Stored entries
-- Begin --
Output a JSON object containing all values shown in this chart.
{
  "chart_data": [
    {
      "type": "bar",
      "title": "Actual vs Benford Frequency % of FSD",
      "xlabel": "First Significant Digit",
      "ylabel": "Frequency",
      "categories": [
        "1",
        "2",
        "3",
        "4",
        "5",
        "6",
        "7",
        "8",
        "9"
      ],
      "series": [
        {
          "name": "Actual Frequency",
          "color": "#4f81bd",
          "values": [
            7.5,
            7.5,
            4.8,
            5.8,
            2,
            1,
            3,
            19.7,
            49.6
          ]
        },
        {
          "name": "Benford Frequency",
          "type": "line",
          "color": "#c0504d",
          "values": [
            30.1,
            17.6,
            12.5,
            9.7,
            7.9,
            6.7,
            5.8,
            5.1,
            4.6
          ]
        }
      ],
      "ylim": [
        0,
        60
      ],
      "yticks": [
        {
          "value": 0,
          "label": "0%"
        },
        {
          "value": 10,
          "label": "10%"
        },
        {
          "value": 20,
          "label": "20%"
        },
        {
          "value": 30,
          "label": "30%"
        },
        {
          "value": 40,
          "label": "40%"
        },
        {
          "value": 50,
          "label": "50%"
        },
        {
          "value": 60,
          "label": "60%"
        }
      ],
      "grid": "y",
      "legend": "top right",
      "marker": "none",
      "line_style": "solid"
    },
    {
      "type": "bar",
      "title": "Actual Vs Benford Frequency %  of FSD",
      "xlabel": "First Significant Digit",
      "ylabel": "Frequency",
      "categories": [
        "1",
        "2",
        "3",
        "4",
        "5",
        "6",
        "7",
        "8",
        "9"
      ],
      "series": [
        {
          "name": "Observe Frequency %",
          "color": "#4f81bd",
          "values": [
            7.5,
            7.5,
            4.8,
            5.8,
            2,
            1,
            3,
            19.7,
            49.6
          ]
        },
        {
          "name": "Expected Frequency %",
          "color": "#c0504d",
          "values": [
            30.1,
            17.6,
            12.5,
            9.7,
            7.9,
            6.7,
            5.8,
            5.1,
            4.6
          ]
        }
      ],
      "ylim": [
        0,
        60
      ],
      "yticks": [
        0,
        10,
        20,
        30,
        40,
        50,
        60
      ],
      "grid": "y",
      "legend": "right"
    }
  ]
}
-- End --
Your task is to quote the listing above word for word.

Output a JSON object containing all values shown in this chart.
{
  "chart_data": [
    {
      "type": "bar",
      "title": "Actual vs Benford Frequency % of FSD",
      "xlabel": "First Significant Digit",
      "ylabel": "Frequency",
      "categories": [
        "1",
        "2",
        "3",
        "4",
        "5",
        "6",
        "7",
        "8",
        "9"
      ],
      "series": [
        {
          "name": "Actual Frequency",
          "color": "#4f81bd",
          "values": [
            7.5,
            7.5,
            4.8,
            5.8,
            2,
            1,
            3,
            19.7,
            49.6
          ]
        },
        {
          "name": "Benford Frequency",
          "type": "line",
          "color": "#c0504d",
          "values": [
            30.1,
            17.6,
            12.5,
            9.7,
            7.9,
            6.7,
            5.8,
            5.1,
            4.6
          ]
        }
      ],
      "ylim": [
        0,
        60
      ],
      "yticks": [
        {
          "value": 0,
          "label": "0%"
        },
        {
          "value": 10,
          "label": "10%"
        },
        {
          "value": 20,
          "label": "20%"
        },
        {
          "value": 30,
          "label": "30%"
        },
        {
          "value": 40,
          "label": "40%"
        },
        {
          "value": 50,
          "label": "50%"
        },
        {
          "value": 60,
          "label": "60%"
        }
      ],
      "grid": "y",
      "legend": "top right",
      "marker": "none",
      "line_style": "solid"
    },
    {
      "type": "bar",
      "title": "Actual Vs Benford Frequency %  of FSD",
      "xlabel": "First Significant Digit",
      "ylabel": "Frequency",
      "categories": [
        "1",
        "2",
        "3",
        "4",
        "5",
        "6",
        "7",
        "8",
        "9"
      ],
      "series": [
        {
          "name": "Observe Frequency %",
          "color": "#4f81bd",
          "values": [
            7.5,
            7.5,
            4.8,
            5.8,
            2,
            1,
            3,
            19.7,
            49.6
          ]
        },
        {
          "name": "Expected Frequency %",
          "color": "#c0504d",
          "values": [
            30.1,
            17.6,
            12.5,
            9.7,
            7.9,
            6.7,
            5.8,
            5.1,
            4.6
          ]
        }
      ],
      "ylim": [
        0,
        60
      ],
      "yticks": [
        0,
        10,
        20,
        30,
        40,
        50,
        60
      ],
      "grid": "y",
      "legend": "right"
    }
  ]
}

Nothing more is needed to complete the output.